▸ **Problem requirements**
Leave out the pictures and transcribe the rest of the records exactly.

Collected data
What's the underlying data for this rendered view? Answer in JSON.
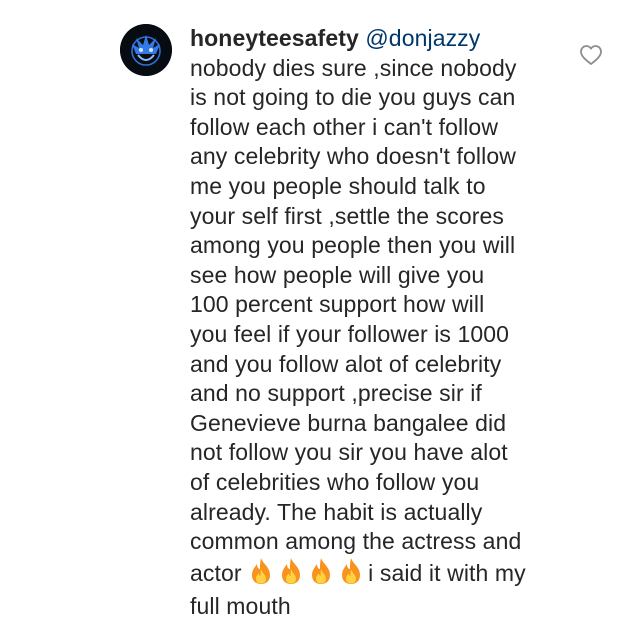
{
  "comment": {
    "username": "honeyteesafety",
    "mention": "@donjazzy",
    "lines": [
      "nobody dies sure ,since nobody",
      "is not going to die you guys can",
      "follow each other  i can't follow",
      "any celebrity who doesn't follow",
      "me you people should talk to",
      "your self first ,settle the scores",
      "among you people then you will",
      "see how people will give you",
      "100 percent support how will",
      "you feel if your follower is 1000",
      "and you follow alot of celebrity",
      "and no support ,precise sir if",
      "Genevieve burna bangalee did",
      "not follow you sir you have alot",
      "of celebrities who follow you",
      "already. The habit is actually",
      "common among the actress and"
    ],
    "last_line_start": "actor",
    "last_line_end": "i said it with my",
    "final_line": "full mouth",
    "emoji_count": 4
  },
  "icons": {
    "avatar": "profile-avatar",
    "emoji": "fire-emoji",
    "like": "heart-outline-icon"
  },
  "colors": {
    "text": "#262626",
    "mention": "#00376b",
    "like_outline": "#8e8e8e",
    "fire_outer": "#f7931e",
    "fire_inner": "#ffd23f"
  }
}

▸ **Task response**
What's the underlying data for this rendered view? Answer in JSON.
{
  "comment": {
    "username": "honeyteesafety",
    "mention": "@donjazzy",
    "lines": [
      "nobody dies sure ,since nobody",
      "is not going to die you guys can",
      "follow each other  i can't follow",
      "any celebrity who doesn't follow",
      "me you people should talk to",
      "your self first ,settle the scores",
      "among you people then you will",
      "see how people will give you",
      "100 percent support how will",
      "you feel if your follower is 1000",
      "and you follow alot of celebrity",
      "and no support ,precise sir if",
      "Genevieve burna bangalee did",
      "not follow you sir you have alot",
      "of celebrities who follow you",
      "already. The habit is actually",
      "common among the actress and"
    ],
    "last_line_start": "actor",
    "last_line_end": "i said it with my",
    "final_line": "full mouth",
    "emoji_count": 4
  },
  "icons": {
    "avatar": "profile-avatar",
    "emoji": "fire-emoji",
    "like": "heart-outline-icon"
  },
  "colors": {
    "text": "#262626",
    "mention": "#00376b",
    "like_outline": "#8e8e8e",
    "fire_outer": "#f7931e",
    "fire_inner": "#ffd23f"
  }
}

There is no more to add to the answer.